Collected data:
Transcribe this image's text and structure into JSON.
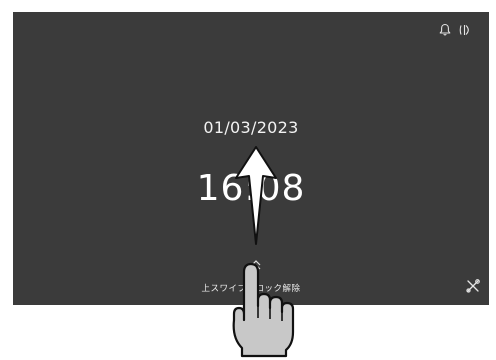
{
  "lock_screen": {
    "date": "01/03/2023",
    "time": "16:08",
    "swipe_hint": "上スワイプでロック解除"
  },
  "status_bar": {
    "icons": [
      "bell-icon",
      "screen-mode-icon"
    ]
  },
  "corner_tool_icon": "tools-icon",
  "overlay": {
    "arrow": "swipe-up-arrow",
    "hand": "pointing-hand-icon"
  },
  "colors": {
    "screen_background": "#3b3b3b",
    "text": "#ffffff",
    "hand_fill": "#c8c8c8"
  }
}
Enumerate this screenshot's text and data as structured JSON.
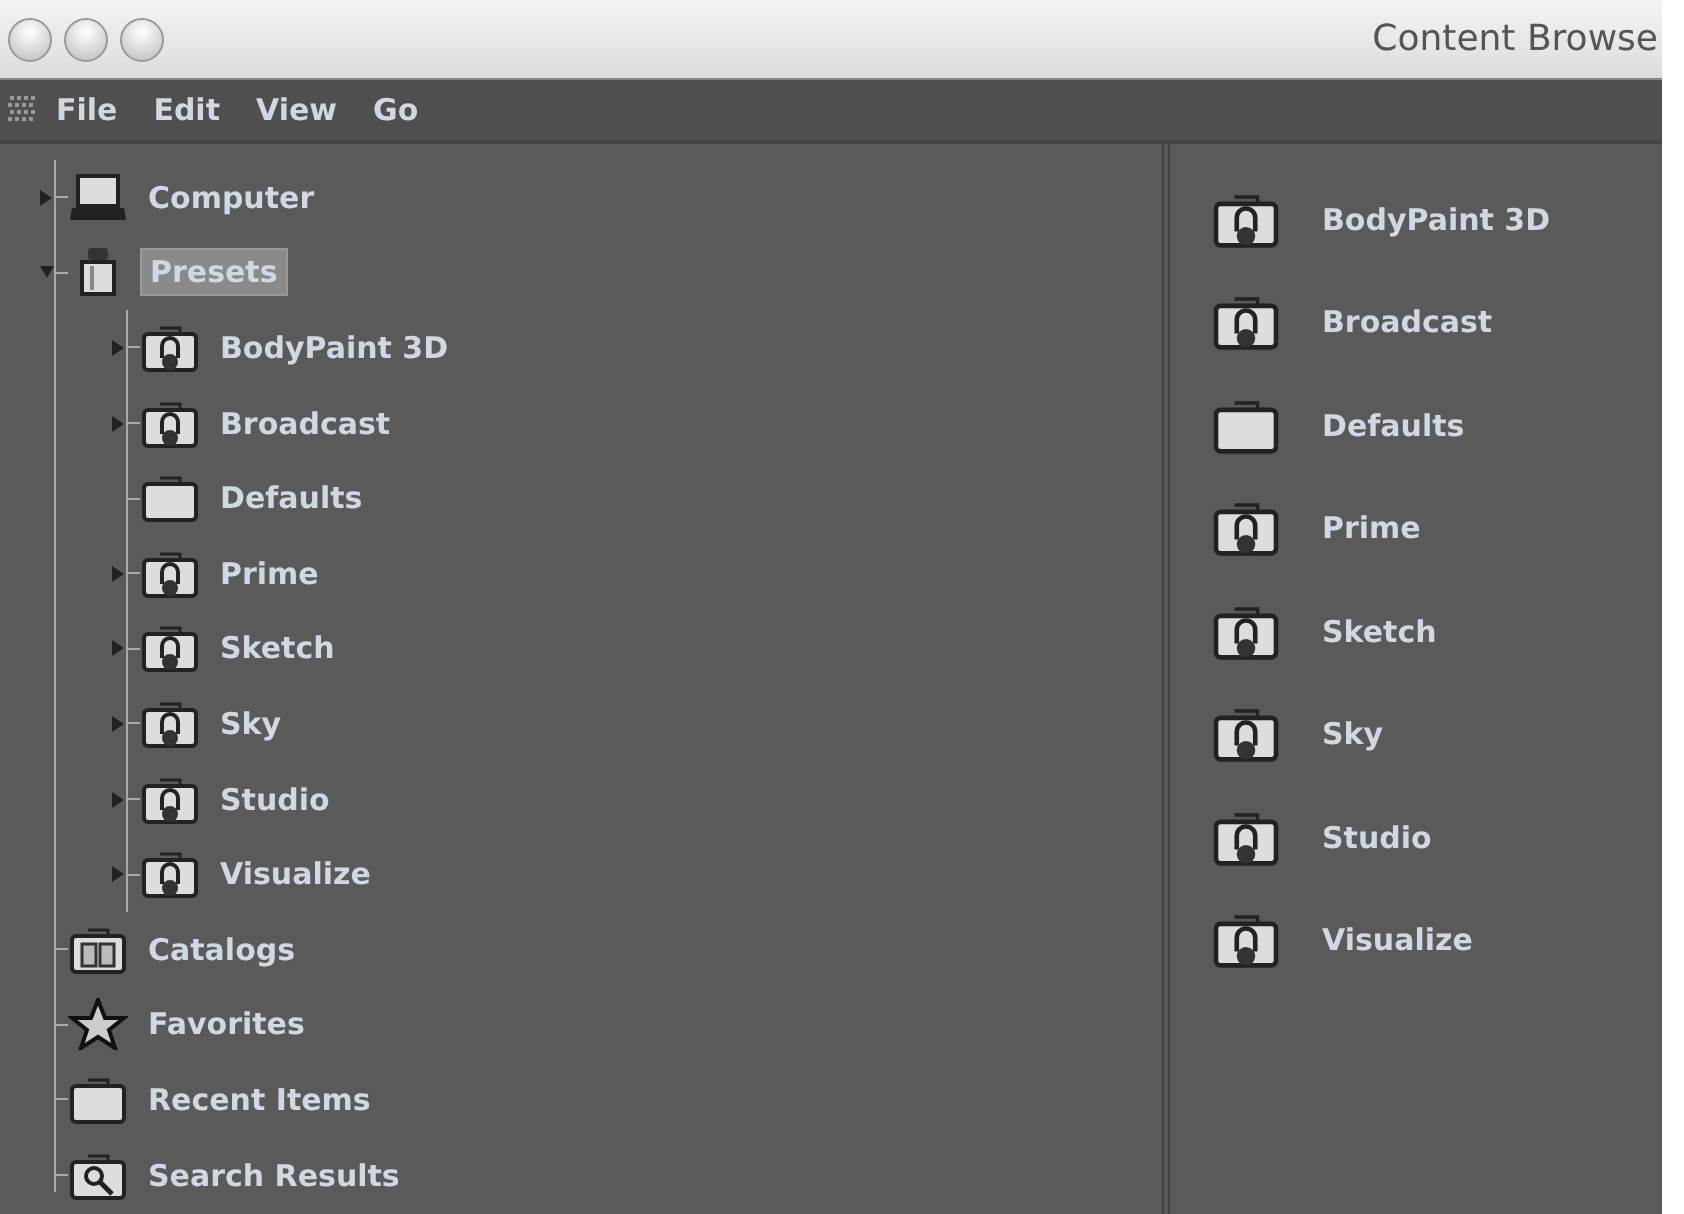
{
  "window": {
    "title": "Content Browse"
  },
  "menu": [
    "File",
    "Edit",
    "View",
    "Go"
  ],
  "tree": [
    {
      "label": "Computer",
      "kind": "computer",
      "expanded": false,
      "selected": false
    },
    {
      "label": "Presets",
      "kind": "presets",
      "expanded": true,
      "selected": true,
      "children": [
        {
          "label": "BodyPaint 3D",
          "kind": "locked",
          "expanded": false,
          "selected": false
        },
        {
          "label": "Broadcast",
          "kind": "locked",
          "expanded": false,
          "selected": false
        },
        {
          "label": "Defaults",
          "kind": "folder",
          "selected": false
        },
        {
          "label": "Prime",
          "kind": "locked",
          "expanded": false,
          "selected": false
        },
        {
          "label": "Sketch",
          "kind": "locked",
          "expanded": false,
          "selected": false
        },
        {
          "label": "Sky",
          "kind": "locked",
          "expanded": false,
          "selected": false
        },
        {
          "label": "Studio",
          "kind": "locked",
          "expanded": false,
          "selected": false
        },
        {
          "label": "Visualize",
          "kind": "locked",
          "expanded": false,
          "selected": false
        }
      ]
    },
    {
      "label": "Catalogs",
      "kind": "catalog",
      "selected": false
    },
    {
      "label": "Favorites",
      "kind": "star",
      "selected": false
    },
    {
      "label": "Recent Items",
      "kind": "folder",
      "selected": false
    },
    {
      "label": "Search Results",
      "kind": "search",
      "selected": false
    }
  ],
  "content": [
    {
      "label": "BodyPaint 3D",
      "kind": "locked"
    },
    {
      "label": "Broadcast",
      "kind": "locked"
    },
    {
      "label": "Defaults",
      "kind": "folder"
    },
    {
      "label": "Prime",
      "kind": "locked"
    },
    {
      "label": "Sketch",
      "kind": "locked"
    },
    {
      "label": "Sky",
      "kind": "locked"
    },
    {
      "label": "Studio",
      "kind": "locked"
    },
    {
      "label": "Visualize",
      "kind": "locked"
    }
  ]
}
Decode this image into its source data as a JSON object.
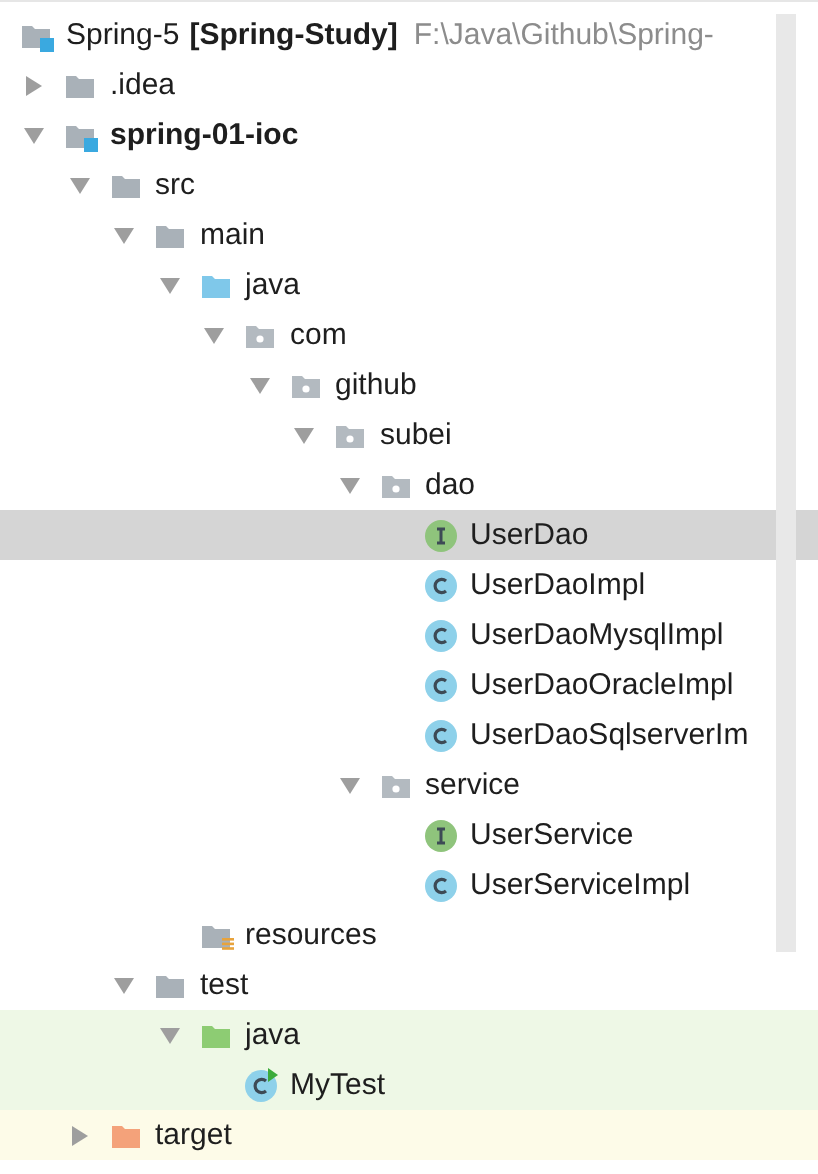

[Task brief] All the records above need to be given again word for word. Skip the pictures.

[Result for this task]
Transcribe this image's text and structure into JSON.
{
  "lock_screen": {
    "date": "01/03/2023",
    "time": "16:08",
    "swipe_hint": "上スワイプでロック解除"
  },
  "status_bar": {
    "icons": [
      "bell-icon",
      "screen-mode-icon"
    ]
  },
  "corner_tool_icon": "tools-icon",
  "overlay": {
    "arrow": "swipe-up-arrow",
    "hand": "pointing-hand-icon"
  },
  "colors": {
    "screen_background": "#3b3b3b",
    "text": "#ffffff",
    "hand_fill": "#c8c8c8"
  }
}
Enumerate this screenshot's text and data as structured JSON.
{
  "window": {
    "title": "Content Browse"
  },
  "menu": [
    "File",
    "Edit",
    "View",
    "Go"
  ],
  "tree": [
    {
      "label": "Computer",
      "kind": "computer",
      "expanded": false,
      "selected": false
    },
    {
      "label": "Presets",
      "kind": "presets",
      "expanded": true,
      "selected": true,
      "children": [
        {
          "label": "BodyPaint 3D",
          "kind": "locked",
          "expanded": false,
          "selected": false
        },
        {
          "label": "Broadcast",
          "kind": "locked",
          "expanded": false,
          "selected": false
        },
        {
          "label": "Defaults",
          "kind": "folder",
          "selected": false
        },
        {
          "label": "Prime",
          "kind": "locked",
          "expanded": false,
          "selected": false
        },
        {
          "label": "Sketch",
          "kind": "locked",
          "expanded": false,
          "selected": false
        },
        {
          "label": "Sky",
          "kind": "locked",
          "expanded": false,
          "selected": false
        },
        {
          "label": "Studio",
          "kind": "locked",
          "expanded": false,
          "selected": false
        },
        {
          "label": "Visualize",
          "kind": "locked",
          "expanded": false,
          "selected": false
        }
      ]
    },
    {
      "label": "Catalogs",
      "kind": "catalog",
      "selected": false
    },
    {
      "label": "Favorites",
      "kind": "star",
      "selected": false
    },
    {
      "label": "Recent Items",
      "kind": "folder",
      "selected": false
    },
    {
      "label": "Search Results",
      "kind": "search",
      "selected": false
    }
  ],
  "content": [
    {
      "label": "BodyPaint 3D",
      "kind": "locked"
    },
    {
      "label": "Broadcast",
      "kind": "locked"
    },
    {
      "label": "Defaults",
      "kind": "folder"
    },
    {
      "label": "Prime",
      "kind": "locked"
    },
    {
      "label": "Sketch",
      "kind": "locked"
    },
    {
      "label": "Sky",
      "kind": "locked"
    },
    {
      "label": "Studio",
      "kind": "locked"
    },
    {
      "label": "Visualize",
      "kind": "locked"
    }
  ]
}
Decode this image into its source data as a JSON object.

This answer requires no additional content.